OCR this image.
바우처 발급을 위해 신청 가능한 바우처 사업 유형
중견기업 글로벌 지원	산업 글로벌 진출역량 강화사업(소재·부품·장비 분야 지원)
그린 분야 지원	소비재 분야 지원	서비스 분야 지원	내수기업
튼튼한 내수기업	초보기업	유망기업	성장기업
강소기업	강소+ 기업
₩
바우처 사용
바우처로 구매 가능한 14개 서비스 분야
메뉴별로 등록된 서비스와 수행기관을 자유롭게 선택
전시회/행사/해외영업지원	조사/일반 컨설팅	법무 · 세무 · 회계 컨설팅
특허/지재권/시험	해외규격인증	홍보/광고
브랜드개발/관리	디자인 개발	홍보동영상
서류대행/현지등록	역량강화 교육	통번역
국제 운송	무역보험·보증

***

* **Stated task**
The data above must be returned in full, exactly as written.

* **Worked solution**
OCR this image.
바우처 발급을 위해 신청 가능한 바우처 사업 유형
중견기업 글로벌 지원	산업 글로벌 진출역량 강화사업(소재·부품·장비 분야 지원)
그린 분야 지원	소비재 분야 지원	서비스 분야 지원	내수기업
튼튼한 내수기업	초보기업	유망기업	성장기업
강소기업	강소+ 기업
₩
바우처 사용
바우처로 구매 가능한 14개 서비스 분야
메뉴별로 등록된 서비스와 수행기관을 자유롭게 선택
전시회/행사/해외영업지원	조사/일반 컨설팅	법무 · 세무 · 회계 컨설팅
특허/지재권/시험	해외규격인증	홍보/광고
브랜드개발/관리	디자인 개발	홍보동영상
서류대행/현지등록	역량강화 교육	통번역
국제 운송	무역보험·보증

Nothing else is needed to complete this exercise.